* **Required task**
Omit all pictures. Copy the rest of the material exactly.

(Collected data entries)
---+---

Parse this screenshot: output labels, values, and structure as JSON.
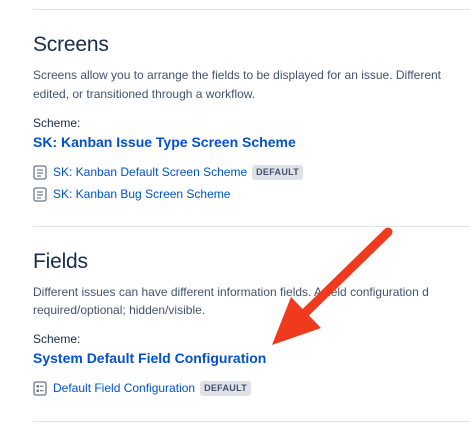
{
  "screens": {
    "title": "Screens",
    "description_line1": "Screens allow you to arrange the fields to be displayed for an issue. Different",
    "description_line2": "edited, or transitioned through a workflow.",
    "scheme_label": "Scheme:",
    "scheme_name": "SK: Kanban Issue Type Screen Scheme",
    "items": [
      {
        "label": "SK: Kanban Default Screen Scheme",
        "badge": "DEFAULT",
        "icon": "screen-scheme-icon"
      },
      {
        "label": "SK: Kanban Bug Screen Scheme",
        "badge": "",
        "icon": "screen-scheme-icon"
      }
    ]
  },
  "fields": {
    "title": "Fields",
    "description_line1": "Different issues can have different information fields. A field configuration d",
    "description_line2": "required/optional; hidden/visible.",
    "scheme_label": "Scheme:",
    "scheme_name": "System Default Field Configuration",
    "items": [
      {
        "label": "Default Field Configuration",
        "badge": "DEFAULT",
        "icon": "field-config-icon"
      }
    ]
  },
  "colors": {
    "link": "#0052cc",
    "text": "#172b4d",
    "muted": "#42526e",
    "badge_bg": "#dfe1e6",
    "annotation_arrow": "#f03a1e"
  }
}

---+---

* **Problem solution**
Parse this screenshot: output labels, values, and structure as JSON.
{
  "screens": {
    "title": "Screens",
    "description_line1": "Screens allow you to arrange the fields to be displayed for an issue. Different",
    "description_line2": "edited, or transitioned through a workflow.",
    "scheme_label": "Scheme:",
    "scheme_name": "SK: Kanban Issue Type Screen Scheme",
    "items": [
      {
        "label": "SK: Kanban Default Screen Scheme",
        "badge": "DEFAULT",
        "icon": "screen-scheme-icon"
      },
      {
        "label": "SK: Kanban Bug Screen Scheme",
        "badge": "",
        "icon": "screen-scheme-icon"
      }
    ]
  },
  "fields": {
    "title": "Fields",
    "description_line1": "Different issues can have different information fields. A field configuration d",
    "description_line2": "required/optional; hidden/visible.",
    "scheme_label": "Scheme:",
    "scheme_name": "System Default Field Configuration",
    "items": [
      {
        "label": "Default Field Configuration",
        "badge": "DEFAULT",
        "icon": "field-config-icon"
      }
    ]
  },
  "colors": {
    "link": "#0052cc",
    "text": "#172b4d",
    "muted": "#42526e",
    "badge_bg": "#dfe1e6",
    "annotation_arrow": "#f03a1e"
  }
}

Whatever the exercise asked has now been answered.